----- Exercise data -----

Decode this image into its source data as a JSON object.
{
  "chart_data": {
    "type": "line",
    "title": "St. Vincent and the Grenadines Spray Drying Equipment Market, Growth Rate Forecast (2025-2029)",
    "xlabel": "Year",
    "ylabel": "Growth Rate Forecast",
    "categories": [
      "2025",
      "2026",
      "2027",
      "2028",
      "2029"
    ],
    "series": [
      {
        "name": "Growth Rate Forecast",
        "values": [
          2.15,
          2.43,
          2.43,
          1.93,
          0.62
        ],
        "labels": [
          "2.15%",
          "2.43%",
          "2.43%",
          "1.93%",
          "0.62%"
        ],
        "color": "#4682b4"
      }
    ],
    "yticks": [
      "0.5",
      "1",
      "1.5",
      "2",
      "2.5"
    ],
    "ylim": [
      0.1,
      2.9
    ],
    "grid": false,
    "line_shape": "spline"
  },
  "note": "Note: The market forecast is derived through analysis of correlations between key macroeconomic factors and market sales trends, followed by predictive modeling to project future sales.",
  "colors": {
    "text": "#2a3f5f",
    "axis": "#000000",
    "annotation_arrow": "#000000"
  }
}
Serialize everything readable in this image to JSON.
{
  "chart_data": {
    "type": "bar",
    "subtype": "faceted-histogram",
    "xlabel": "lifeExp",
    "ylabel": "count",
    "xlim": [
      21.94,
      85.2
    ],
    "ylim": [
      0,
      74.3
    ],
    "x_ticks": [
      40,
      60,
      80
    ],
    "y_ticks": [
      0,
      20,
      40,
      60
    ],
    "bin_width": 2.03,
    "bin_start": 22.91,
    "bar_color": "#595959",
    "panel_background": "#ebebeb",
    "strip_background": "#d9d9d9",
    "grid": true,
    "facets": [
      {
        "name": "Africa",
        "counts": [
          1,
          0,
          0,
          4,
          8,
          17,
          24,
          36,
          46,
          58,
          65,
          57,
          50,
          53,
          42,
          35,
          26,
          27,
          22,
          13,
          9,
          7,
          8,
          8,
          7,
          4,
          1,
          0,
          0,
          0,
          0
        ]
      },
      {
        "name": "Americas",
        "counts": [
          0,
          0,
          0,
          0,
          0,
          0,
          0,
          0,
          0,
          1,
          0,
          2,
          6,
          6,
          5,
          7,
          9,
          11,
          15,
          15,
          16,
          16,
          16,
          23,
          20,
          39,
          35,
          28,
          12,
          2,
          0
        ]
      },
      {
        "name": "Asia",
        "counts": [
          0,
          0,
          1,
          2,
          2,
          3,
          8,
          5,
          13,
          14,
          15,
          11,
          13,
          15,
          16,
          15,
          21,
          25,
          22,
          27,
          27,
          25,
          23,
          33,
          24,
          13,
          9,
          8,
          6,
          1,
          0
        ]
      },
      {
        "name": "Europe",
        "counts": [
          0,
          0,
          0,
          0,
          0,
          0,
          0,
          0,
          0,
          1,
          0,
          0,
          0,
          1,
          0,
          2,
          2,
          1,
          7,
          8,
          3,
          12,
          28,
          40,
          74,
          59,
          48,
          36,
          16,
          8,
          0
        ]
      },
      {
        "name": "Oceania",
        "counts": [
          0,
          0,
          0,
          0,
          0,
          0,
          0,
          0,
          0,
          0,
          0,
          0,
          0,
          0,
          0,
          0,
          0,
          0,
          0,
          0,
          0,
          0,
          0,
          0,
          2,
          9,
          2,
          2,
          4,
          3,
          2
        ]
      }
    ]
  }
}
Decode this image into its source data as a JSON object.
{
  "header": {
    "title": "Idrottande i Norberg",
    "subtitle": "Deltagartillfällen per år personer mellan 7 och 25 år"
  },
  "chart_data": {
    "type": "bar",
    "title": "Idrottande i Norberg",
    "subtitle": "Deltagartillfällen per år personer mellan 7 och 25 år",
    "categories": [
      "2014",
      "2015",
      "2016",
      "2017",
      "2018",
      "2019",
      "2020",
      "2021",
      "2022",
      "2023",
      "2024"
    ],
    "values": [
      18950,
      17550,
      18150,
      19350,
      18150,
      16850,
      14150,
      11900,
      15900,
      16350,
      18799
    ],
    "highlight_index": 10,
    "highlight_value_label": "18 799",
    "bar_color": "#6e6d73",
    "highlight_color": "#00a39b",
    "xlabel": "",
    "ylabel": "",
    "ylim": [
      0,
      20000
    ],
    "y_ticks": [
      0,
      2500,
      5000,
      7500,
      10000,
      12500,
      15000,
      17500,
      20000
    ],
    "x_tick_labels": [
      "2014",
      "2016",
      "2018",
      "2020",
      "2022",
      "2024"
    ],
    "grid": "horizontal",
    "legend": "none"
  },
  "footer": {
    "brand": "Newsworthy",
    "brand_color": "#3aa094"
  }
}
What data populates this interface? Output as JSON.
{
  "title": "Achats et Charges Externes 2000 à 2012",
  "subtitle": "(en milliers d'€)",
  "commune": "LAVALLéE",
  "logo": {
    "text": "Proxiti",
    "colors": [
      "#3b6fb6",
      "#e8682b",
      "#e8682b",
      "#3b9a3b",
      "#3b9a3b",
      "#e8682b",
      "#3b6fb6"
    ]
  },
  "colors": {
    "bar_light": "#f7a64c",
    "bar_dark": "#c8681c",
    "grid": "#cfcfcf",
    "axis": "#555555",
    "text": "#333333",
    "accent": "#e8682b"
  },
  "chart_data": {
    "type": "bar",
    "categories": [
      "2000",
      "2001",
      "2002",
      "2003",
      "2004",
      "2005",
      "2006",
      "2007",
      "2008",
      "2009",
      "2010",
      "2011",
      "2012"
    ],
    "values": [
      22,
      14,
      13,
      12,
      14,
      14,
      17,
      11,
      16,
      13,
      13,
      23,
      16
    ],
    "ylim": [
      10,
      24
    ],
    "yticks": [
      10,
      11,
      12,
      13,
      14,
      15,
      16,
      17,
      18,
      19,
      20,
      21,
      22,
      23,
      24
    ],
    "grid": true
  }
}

-----

__What is being asked__
Repeat exactly, and only, the lines from the line containing "What data populates" through the last line of the records above, both included.

__Complete output__
What data populates this interface? Output as JSON.
{
  "title": "Achats et Charges Externes 2000 à 2012",
  "subtitle": "(en milliers d'€)",
  "commune": "LAVALLéE",
  "logo": {
    "text": "Proxiti",
    "colors": [
      "#3b6fb6",
      "#e8682b",
      "#e8682b",
      "#3b9a3b",
      "#3b9a3b",
      "#e8682b",
      "#3b6fb6"
    ]
  },
  "colors": {
    "bar_light": "#f7a64c",
    "bar_dark": "#c8681c",
    "grid": "#cfcfcf",
    "axis": "#555555",
    "text": "#333333",
    "accent": "#e8682b"
  },
  "chart_data": {
    "type": "bar",
    "categories": [
      "2000",
      "2001",
      "2002",
      "2003",
      "2004",
      "2005",
      "2006",
      "2007",
      "2008",
      "2009",
      "2010",
      "2011",
      "2012"
    ],
    "values": [
      22,
      14,
      13,
      12,
      14,
      14,
      17,
      11,
      16,
      13,
      13,
      23,
      16
    ],
    "ylim": [
      10,
      24
    ],
    "yticks": [
      10,
      11,
      12,
      13,
      14,
      15,
      16,
      17,
      18,
      19,
      20,
      21,
      22,
      23,
      24
    ],
    "grid": true
  }
}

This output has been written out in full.